What you have to do
Read the records and write them out again exactly.

Items listed in a dataset:
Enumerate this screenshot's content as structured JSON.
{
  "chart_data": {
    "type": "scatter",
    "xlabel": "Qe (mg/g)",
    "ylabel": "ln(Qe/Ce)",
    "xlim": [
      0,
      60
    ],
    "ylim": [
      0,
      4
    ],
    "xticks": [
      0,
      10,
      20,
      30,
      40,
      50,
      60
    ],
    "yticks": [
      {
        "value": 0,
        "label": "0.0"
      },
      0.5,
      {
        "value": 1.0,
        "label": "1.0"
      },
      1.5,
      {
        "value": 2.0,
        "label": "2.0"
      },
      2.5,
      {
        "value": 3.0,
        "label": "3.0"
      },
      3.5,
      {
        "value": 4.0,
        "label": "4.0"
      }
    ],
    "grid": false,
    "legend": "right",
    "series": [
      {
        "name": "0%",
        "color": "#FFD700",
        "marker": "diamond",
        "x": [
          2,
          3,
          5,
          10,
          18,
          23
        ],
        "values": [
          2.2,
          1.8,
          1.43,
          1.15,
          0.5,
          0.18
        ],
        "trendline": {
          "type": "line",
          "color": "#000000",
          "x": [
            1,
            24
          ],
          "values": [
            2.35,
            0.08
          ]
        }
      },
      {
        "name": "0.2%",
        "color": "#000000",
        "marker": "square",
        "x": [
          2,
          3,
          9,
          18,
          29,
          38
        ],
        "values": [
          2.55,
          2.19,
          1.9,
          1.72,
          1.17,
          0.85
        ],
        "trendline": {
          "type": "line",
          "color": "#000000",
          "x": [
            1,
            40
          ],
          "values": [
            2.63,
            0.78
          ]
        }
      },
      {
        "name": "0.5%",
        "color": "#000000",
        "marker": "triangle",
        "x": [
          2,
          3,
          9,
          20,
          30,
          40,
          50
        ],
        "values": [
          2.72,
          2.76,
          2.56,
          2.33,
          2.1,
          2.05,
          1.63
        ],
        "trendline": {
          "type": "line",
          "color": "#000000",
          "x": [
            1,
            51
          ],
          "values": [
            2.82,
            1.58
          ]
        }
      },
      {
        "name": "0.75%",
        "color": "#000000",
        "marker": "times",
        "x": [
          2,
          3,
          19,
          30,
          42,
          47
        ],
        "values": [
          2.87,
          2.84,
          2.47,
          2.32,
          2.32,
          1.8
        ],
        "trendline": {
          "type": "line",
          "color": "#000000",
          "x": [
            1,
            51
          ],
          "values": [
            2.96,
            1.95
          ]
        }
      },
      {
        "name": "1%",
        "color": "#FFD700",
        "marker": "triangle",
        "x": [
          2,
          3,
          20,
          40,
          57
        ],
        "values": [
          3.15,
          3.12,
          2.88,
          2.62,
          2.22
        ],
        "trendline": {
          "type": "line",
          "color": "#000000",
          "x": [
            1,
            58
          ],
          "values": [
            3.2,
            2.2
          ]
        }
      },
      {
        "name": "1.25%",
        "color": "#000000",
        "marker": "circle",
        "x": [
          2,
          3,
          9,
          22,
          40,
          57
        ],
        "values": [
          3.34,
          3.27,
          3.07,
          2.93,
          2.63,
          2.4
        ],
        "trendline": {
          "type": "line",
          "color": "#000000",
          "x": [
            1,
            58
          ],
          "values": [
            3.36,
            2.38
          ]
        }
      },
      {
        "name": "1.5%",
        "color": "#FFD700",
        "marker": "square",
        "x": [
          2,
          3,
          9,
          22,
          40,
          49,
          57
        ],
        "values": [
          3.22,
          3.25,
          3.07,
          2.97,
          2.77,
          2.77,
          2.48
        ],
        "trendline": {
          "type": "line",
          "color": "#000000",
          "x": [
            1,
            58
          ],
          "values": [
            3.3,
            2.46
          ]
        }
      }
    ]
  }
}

Completed exercise
Enumerate this screenshot's content as structured JSON.
{
  "chart_data": {
    "type": "scatter",
    "xlabel": "Qe (mg/g)",
    "ylabel": "ln(Qe/Ce)",
    "xlim": [
      0,
      60
    ],
    "ylim": [
      0,
      4
    ],
    "xticks": [
      0,
      10,
      20,
      30,
      40,
      50,
      60
    ],
    "yticks": [
      {
        "value": 0,
        "label": "0.0"
      },
      0.5,
      {
        "value": 1.0,
        "label": "1.0"
      },
      1.5,
      {
        "value": 2.0,
        "label": "2.0"
      },
      2.5,
      {
        "value": 3.0,
        "label": "3.0"
      },
      3.5,
      {
        "value": 4.0,
        "label": "4.0"
      }
    ],
    "grid": false,
    "legend": "right",
    "series": [
      {
        "name": "0%",
        "color": "#FFD700",
        "marker": "diamond",
        "x": [
          2,
          3,
          5,
          10,
          18,
          23
        ],
        "values": [
          2.2,
          1.8,
          1.43,
          1.15,
          0.5,
          0.18
        ],
        "trendline": {
          "type": "line",
          "color": "#000000",
          "x": [
            1,
            24
          ],
          "values": [
            2.35,
            0.08
          ]
        }
      },
      {
        "name": "0.2%",
        "color": "#000000",
        "marker": "square",
        "x": [
          2,
          3,
          9,
          18,
          29,
          38
        ],
        "values": [
          2.55,
          2.19,
          1.9,
          1.72,
          1.17,
          0.85
        ],
        "trendline": {
          "type": "line",
          "color": "#000000",
          "x": [
            1,
            40
          ],
          "values": [
            2.63,
            0.78
          ]
        }
      },
      {
        "name": "0.5%",
        "color": "#000000",
        "marker": "triangle",
        "x": [
          2,
          3,
          9,
          20,
          30,
          40,
          50
        ],
        "values": [
          2.72,
          2.76,
          2.56,
          2.33,
          2.1,
          2.05,
          1.63
        ],
        "trendline": {
          "type": "line",
          "color": "#000000",
          "x": [
            1,
            51
          ],
          "values": [
            2.82,
            1.58
          ]
        }
      },
      {
        "name": "0.75%",
        "color": "#000000",
        "marker": "times",
        "x": [
          2,
          3,
          19,
          30,
          42,
          47
        ],
        "values": [
          2.87,
          2.84,
          2.47,
          2.32,
          2.32,
          1.8
        ],
        "trendline": {
          "type": "line",
          "color": "#000000",
          "x": [
            1,
            51
          ],
          "values": [
            2.96,
            1.95
          ]
        }
      },
      {
        "name": "1%",
        "color": "#FFD700",
        "marker": "triangle",
        "x": [
          2,
          3,
          20,
          40,
          57
        ],
        "values": [
          3.15,
          3.12,
          2.88,
          2.62,
          2.22
        ],
        "trendline": {
          "type": "line",
          "color": "#000000",
          "x": [
            1,
            58
          ],
          "values": [
            3.2,
            2.2
          ]
        }
      },
      {
        "name": "1.25%",
        "color": "#000000",
        "marker": "circle",
        "x": [
          2,
          3,
          9,
          22,
          40,
          57
        ],
        "values": [
          3.34,
          3.27,
          3.07,
          2.93,
          2.63,
          2.4
        ],
        "trendline": {
          "type": "line",
          "color": "#000000",
          "x": [
            1,
            58
          ],
          "values": [
            3.36,
            2.38
          ]
        }
      },
      {
        "name": "1.5%",
        "color": "#FFD700",
        "marker": "square",
        "x": [
          2,
          3,
          9,
          22,
          40,
          49,
          57
        ],
        "values": [
          3.22,
          3.25,
          3.07,
          2.97,
          2.77,
          2.77,
          2.48
        ],
        "trendline": {
          "type": "line",
          "color": "#000000",
          "x": [
            1,
            58
          ],
          "values": [
            3.3,
            2.46
          ]
        }
      }
    ]
  }
}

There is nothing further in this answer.